— start Records to use —

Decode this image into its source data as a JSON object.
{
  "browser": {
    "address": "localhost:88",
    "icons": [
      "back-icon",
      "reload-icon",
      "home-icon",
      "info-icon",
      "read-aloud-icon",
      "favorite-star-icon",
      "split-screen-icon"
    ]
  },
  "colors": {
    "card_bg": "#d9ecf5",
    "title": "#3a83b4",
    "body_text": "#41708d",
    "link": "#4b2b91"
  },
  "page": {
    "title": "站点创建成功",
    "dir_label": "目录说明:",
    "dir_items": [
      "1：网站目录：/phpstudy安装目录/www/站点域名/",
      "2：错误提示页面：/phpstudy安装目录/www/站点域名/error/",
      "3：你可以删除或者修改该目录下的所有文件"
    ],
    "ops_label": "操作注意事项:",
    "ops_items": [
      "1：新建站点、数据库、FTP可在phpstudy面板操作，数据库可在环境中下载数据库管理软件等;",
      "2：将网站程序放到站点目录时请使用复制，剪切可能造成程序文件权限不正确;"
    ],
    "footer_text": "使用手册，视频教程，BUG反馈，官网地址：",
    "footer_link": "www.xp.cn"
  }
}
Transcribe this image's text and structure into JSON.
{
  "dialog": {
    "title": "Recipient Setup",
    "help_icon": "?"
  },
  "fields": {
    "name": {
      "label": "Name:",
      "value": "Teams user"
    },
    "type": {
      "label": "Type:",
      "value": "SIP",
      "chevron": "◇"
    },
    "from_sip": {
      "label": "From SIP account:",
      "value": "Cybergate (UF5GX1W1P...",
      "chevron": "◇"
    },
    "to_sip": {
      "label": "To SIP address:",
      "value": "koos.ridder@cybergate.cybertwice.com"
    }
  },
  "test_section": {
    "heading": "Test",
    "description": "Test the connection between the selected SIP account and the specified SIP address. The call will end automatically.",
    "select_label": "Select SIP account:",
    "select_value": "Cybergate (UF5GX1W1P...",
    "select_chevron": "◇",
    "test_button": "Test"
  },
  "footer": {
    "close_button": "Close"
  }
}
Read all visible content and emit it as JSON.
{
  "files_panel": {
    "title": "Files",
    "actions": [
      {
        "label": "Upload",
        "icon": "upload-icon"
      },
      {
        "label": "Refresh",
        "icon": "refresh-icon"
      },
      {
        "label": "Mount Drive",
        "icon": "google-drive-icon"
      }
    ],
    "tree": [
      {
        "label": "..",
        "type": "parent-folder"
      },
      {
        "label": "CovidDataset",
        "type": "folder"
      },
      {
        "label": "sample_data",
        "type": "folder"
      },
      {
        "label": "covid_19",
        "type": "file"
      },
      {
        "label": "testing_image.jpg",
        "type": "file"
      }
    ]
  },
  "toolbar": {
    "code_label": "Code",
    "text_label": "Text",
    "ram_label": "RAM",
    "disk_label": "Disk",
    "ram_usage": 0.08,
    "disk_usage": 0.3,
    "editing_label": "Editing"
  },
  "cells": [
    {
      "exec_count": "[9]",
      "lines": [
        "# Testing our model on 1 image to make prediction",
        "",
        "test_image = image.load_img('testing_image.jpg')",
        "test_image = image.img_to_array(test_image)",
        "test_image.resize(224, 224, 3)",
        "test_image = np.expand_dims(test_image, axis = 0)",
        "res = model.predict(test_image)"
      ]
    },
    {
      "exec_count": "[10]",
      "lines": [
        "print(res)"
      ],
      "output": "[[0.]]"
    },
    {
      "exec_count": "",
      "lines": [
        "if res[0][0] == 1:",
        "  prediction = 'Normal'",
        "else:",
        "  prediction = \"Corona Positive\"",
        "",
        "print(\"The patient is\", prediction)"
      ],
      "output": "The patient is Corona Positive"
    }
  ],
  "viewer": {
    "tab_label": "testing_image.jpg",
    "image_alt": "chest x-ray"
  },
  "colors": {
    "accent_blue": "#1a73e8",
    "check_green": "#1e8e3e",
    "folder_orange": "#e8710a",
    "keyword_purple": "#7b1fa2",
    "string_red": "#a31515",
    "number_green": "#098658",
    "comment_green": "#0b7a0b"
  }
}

— end Records to use —

(Set exercise): Pick out every line above that contains the word "output" and copy it.

(Reply to the task):
      "output": "[[0.]]"
      "output": "The patient is Corona Positive"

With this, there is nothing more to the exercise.